Where a line below holds the string "Average", copy that line.

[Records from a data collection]
-------------------------

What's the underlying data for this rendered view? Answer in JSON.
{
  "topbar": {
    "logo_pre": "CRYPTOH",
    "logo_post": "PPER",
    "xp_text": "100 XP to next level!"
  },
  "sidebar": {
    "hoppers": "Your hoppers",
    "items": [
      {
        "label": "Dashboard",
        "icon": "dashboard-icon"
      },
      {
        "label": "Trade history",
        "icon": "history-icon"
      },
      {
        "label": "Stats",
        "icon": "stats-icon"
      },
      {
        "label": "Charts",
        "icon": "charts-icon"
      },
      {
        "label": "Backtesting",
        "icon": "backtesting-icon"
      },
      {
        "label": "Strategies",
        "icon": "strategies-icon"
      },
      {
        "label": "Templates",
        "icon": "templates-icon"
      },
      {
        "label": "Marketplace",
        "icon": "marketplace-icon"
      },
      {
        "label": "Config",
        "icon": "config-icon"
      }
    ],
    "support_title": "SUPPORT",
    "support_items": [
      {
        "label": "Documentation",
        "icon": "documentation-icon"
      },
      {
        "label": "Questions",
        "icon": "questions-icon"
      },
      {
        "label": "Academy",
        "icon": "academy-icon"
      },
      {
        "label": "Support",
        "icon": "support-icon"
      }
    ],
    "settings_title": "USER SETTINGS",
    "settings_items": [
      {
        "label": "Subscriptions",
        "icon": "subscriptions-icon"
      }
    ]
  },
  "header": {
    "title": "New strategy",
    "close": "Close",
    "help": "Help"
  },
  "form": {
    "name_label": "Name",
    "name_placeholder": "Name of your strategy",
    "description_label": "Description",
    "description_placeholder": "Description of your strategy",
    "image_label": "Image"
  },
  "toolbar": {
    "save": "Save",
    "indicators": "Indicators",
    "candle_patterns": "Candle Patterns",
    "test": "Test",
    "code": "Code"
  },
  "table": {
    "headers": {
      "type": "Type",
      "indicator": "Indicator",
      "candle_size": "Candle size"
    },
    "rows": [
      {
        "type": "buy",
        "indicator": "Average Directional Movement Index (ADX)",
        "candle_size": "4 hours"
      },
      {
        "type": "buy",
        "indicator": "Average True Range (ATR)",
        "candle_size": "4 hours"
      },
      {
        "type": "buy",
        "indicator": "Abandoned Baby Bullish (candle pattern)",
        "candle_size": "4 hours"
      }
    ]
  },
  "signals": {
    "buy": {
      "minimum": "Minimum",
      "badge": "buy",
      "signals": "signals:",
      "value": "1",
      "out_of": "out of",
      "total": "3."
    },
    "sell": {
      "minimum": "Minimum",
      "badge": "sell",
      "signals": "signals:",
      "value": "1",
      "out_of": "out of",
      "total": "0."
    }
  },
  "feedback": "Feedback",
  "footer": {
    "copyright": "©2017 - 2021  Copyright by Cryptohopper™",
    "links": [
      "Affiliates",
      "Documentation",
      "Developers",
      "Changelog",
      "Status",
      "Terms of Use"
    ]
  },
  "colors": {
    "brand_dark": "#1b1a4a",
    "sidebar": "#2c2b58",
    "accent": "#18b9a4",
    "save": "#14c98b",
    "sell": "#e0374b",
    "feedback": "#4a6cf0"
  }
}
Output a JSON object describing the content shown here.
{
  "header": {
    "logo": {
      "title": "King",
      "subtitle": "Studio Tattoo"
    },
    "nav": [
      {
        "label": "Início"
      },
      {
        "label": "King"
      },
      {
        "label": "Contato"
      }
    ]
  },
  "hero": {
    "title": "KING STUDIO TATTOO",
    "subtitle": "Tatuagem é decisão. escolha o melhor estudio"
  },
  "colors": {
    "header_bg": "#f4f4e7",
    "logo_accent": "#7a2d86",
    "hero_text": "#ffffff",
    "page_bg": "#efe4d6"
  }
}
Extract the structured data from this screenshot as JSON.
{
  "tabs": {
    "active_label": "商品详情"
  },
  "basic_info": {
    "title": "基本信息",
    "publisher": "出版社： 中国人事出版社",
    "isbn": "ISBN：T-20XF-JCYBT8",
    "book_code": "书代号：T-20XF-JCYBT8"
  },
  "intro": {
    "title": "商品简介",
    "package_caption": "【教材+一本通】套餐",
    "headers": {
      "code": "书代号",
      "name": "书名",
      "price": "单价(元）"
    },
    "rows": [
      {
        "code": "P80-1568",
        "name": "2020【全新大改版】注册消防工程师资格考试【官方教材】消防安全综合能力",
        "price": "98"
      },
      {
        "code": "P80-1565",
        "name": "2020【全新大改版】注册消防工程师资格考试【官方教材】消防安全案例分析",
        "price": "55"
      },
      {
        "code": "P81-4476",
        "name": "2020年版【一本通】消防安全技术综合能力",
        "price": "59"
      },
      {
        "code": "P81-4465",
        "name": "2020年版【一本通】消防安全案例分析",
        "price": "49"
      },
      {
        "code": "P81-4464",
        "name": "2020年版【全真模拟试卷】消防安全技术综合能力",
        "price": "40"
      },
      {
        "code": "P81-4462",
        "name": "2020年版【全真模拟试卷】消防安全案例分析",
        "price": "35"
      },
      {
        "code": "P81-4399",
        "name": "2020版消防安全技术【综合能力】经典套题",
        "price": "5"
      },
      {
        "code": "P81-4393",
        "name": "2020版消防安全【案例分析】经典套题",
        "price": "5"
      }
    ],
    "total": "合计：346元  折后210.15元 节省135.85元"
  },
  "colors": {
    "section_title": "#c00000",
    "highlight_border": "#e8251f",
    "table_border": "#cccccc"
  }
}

-------------------------

REPLY ->
        "indicator": "Average Directional Movement Index (ADX)",
        "indicator": "Average True Range (ATR)",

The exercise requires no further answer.